— START —

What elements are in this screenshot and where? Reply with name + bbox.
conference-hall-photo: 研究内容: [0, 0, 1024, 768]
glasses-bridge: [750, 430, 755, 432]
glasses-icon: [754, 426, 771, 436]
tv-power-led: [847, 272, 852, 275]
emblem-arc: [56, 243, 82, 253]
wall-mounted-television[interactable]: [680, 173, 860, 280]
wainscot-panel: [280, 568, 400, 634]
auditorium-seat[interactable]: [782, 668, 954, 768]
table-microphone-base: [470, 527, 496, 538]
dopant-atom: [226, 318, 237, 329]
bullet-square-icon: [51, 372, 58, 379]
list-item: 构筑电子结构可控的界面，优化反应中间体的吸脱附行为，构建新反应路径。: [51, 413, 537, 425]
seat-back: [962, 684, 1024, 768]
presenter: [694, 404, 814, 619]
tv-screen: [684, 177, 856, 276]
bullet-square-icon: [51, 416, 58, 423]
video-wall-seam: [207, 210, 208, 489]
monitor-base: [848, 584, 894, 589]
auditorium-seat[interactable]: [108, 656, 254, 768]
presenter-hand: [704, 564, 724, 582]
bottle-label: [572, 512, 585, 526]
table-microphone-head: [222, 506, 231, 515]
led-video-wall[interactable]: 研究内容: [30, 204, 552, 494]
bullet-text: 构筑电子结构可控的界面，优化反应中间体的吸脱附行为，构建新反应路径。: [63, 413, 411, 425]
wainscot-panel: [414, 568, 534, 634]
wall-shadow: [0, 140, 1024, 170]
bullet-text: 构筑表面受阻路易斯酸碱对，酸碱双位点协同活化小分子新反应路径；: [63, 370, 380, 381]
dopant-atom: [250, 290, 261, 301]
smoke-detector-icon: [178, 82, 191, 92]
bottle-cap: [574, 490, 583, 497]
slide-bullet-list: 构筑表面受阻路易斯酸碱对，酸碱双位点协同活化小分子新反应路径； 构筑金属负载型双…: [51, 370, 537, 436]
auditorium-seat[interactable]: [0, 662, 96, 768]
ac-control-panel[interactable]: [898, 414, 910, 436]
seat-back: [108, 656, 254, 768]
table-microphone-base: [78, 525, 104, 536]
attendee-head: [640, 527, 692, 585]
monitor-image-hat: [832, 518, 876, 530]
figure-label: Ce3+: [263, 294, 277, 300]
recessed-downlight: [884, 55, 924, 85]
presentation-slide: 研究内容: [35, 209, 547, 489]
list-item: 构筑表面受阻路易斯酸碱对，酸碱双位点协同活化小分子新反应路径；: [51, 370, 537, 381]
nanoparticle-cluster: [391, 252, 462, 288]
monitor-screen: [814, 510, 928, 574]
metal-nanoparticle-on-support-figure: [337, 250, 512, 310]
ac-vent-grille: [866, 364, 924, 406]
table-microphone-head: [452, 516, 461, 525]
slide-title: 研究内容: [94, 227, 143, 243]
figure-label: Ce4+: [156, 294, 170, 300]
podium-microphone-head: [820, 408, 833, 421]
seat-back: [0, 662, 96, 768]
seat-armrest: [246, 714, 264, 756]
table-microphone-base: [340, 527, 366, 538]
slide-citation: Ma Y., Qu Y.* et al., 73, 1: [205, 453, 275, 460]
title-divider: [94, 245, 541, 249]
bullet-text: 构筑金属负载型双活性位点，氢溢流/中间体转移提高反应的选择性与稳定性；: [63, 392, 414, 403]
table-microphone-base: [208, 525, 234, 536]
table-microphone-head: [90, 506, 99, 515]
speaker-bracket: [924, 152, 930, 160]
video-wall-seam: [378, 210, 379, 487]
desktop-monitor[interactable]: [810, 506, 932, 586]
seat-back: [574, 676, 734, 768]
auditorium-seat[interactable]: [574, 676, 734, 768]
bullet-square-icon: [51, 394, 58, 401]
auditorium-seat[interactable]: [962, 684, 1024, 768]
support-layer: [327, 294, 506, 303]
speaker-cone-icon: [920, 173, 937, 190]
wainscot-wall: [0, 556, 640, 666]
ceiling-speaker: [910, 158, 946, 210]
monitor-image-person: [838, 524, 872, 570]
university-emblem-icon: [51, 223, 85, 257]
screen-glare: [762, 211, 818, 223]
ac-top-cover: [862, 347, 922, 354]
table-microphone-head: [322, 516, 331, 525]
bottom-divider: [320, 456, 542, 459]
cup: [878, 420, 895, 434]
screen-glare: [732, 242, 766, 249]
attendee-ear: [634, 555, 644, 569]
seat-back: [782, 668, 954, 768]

— END —
— START —

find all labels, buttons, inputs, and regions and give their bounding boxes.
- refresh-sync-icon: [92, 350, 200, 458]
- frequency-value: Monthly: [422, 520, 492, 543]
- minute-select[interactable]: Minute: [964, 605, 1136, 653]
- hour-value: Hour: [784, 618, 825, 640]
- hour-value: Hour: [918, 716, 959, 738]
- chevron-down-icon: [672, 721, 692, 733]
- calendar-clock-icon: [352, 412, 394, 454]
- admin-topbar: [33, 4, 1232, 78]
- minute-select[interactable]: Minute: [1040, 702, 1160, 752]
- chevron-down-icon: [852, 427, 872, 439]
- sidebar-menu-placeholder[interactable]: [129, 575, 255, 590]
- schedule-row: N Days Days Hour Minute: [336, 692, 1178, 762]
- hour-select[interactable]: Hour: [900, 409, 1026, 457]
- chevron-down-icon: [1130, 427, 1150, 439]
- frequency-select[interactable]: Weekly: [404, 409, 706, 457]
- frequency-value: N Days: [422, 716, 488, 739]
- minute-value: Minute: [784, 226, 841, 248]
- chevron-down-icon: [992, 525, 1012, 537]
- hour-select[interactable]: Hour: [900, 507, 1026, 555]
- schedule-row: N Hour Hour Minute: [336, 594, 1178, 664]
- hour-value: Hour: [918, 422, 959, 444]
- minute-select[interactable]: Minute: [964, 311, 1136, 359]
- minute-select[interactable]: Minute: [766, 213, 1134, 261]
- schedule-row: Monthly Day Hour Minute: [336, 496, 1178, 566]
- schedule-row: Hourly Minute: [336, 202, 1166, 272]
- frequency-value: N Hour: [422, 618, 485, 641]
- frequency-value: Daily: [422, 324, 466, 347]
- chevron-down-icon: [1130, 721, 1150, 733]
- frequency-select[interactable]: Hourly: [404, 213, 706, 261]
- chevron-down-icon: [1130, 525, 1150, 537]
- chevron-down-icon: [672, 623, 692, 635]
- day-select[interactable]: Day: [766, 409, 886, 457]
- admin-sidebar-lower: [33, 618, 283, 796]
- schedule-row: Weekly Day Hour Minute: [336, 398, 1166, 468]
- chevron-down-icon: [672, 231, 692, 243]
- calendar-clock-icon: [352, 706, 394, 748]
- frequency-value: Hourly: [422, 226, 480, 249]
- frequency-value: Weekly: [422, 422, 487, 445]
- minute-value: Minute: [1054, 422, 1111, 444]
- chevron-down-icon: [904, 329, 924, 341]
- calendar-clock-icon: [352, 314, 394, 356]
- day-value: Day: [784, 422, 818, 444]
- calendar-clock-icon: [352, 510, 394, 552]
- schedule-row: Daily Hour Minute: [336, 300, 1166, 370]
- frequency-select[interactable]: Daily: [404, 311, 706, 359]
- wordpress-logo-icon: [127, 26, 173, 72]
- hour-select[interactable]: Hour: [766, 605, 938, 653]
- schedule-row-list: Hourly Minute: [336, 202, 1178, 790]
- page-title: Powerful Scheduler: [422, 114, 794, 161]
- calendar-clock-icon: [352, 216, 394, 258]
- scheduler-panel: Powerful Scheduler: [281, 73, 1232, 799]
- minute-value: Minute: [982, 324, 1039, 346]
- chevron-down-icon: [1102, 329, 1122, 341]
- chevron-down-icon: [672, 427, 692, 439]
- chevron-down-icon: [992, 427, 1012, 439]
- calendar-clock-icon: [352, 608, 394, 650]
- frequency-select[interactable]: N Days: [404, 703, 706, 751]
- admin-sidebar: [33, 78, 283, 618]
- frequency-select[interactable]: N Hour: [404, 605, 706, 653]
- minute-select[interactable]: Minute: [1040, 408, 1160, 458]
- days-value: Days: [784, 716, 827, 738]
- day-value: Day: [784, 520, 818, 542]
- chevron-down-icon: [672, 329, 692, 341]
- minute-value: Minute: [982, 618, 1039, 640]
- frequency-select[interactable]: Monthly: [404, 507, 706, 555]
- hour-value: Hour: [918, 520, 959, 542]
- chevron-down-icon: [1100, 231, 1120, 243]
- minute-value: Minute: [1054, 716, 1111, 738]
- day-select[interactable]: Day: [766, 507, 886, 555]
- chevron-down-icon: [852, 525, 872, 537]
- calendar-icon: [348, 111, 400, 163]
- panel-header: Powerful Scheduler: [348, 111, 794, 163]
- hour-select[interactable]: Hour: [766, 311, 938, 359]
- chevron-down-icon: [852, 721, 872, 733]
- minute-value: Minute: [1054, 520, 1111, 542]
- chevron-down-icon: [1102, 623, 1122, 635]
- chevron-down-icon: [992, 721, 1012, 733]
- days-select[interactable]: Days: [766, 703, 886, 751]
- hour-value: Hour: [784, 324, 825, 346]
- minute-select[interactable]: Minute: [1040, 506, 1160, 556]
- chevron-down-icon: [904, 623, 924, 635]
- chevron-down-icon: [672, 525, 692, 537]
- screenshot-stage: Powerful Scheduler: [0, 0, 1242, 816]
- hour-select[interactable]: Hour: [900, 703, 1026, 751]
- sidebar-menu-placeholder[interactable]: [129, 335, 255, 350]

— END —

- [EXERCISE DETAILS] Rewrite everything in the data above, from the line containing "What elements are" down to the line containing "table-microphone-base: [340, 527, 366, 538]", as a JSON list of strings with one string per line and no blank lines.

- [ANSWER TO THIS PROBLEM]
[
  "What elements are in this screenshot and where? Reply with name + bbox.",
  "conference-hall-photo: 研究内容: [0, 0, 1024, 768]",
  "glasses-bridge: [750, 430, 755, 432]",
  "glasses-icon: [754, 426, 771, 436]",
  "tv-power-led: [847, 272, 852, 275]",
  "emblem-arc: [56, 243, 82, 253]",
  "wall-mounted-television[interactable]: [680, 173, 860, 280]",
  "wainscot-panel: [280, 568, 400, 634]",
  "auditorium-seat[interactable]: [782, 668, 954, 768]",
  "table-microphone-base: [470, 527, 496, 538]",
  "dopant-atom: [226, 318, 237, 329]",
  "bullet-square-icon: [51, 372, 58, 379]",
  "list-item: 构筑电子结构可控的界面，优化反应中间体的吸脱附行为，构建新反应路径。: [51, 413, 537, 425]",
  "seat-back: [962, 684, 1024, 768]",
  "presenter: [694, 404, 814, 619]",
  "tv-screen: [684, 177, 856, 276]",
  "bullet-square-icon: [51, 416, 58, 423]",
  "video-wall-seam: [207, 210, 208, 489]",
  "monitor-base: [848, 584, 894, 589]",
  "auditorium-seat[interactable]: [108, 656, 254, 768]",
  "presenter-hand: [704, 564, 724, 582]",
  "bottle-label: [572, 512, 585, 526]",
  "table-microphone-head: [222, 506, 231, 515]",
  "led-video-wall[interactable]: 研究内容: [30, 204, 552, 494]",
  "bullet-text: 构筑电子结构可控的界面，优化反应中间体的吸脱附行为，构建新反应路径。: [63, 413, 411, 425]",
  "wainscot-panel: [414, 568, 534, 634]",
  "wall-shadow: [0, 140, 1024, 170]",
  "bullet-text: 构筑表面受阻路易斯酸碱对，酸碱双位点协同活化小分子新反应路径；: [63, 370, 380, 381]",
  "dopant-atom: [250, 290, 261, 301]",
  "smoke-detector-icon: [178, 82, 191, 92]",
  "bottle-cap: [574, 490, 583, 497]",
  "slide-bullet-list: 构筑表面受阻路易斯酸碱对，酸碱双位点协同活化小分子新反应路径； 构筑金属负载型双…: [51, 370, 537, 436]",
  "auditorium-seat[interactable]: [0, 662, 96, 768]",
  "ac-control-panel[interactable]: [898, 414, 910, 436]",
  "seat-back: [108, 656, 254, 768]",
  "table-microphone-base: [78, 525, 104, 536]",
  "attendee-head: [640, 527, 692, 585]",
  "monitor-image-hat: [832, 518, 876, 530]",
  "figure-label: Ce3+: [263, 294, 277, 300]",
  "recessed-downlight: [884, 55, 924, 85]",
  "presentation-slide: 研究内容: [35, 209, 547, 489]",
  "list-item: 构筑表面受阻路易斯酸碱对，酸碱双位点协同活化小分子新反应路径；: [51, 370, 537, 381]",
  "nanoparticle-cluster: [391, 252, 462, 288]",
  "monitor-screen: [814, 510, 928, 574]",
  "metal-nanoparticle-on-support-figure: [337, 250, 512, 310]",
  "ac-vent-grille: [866, 364, 924, 406]",
  "table-microphone-head: [452, 516, 461, 525]",
  "slide-title: 研究内容: [94, 227, 143, 243]",
  "figure-label: Ce4+: [156, 294, 170, 300]",
  "podium-microphone-head: [820, 408, 833, 421]",
  "seat-back: [0, 662, 96, 768]",
  "seat-armrest: [246, 714, 264, 756]",
  "table-microphone-base: [340, 527, 366, 538]"
]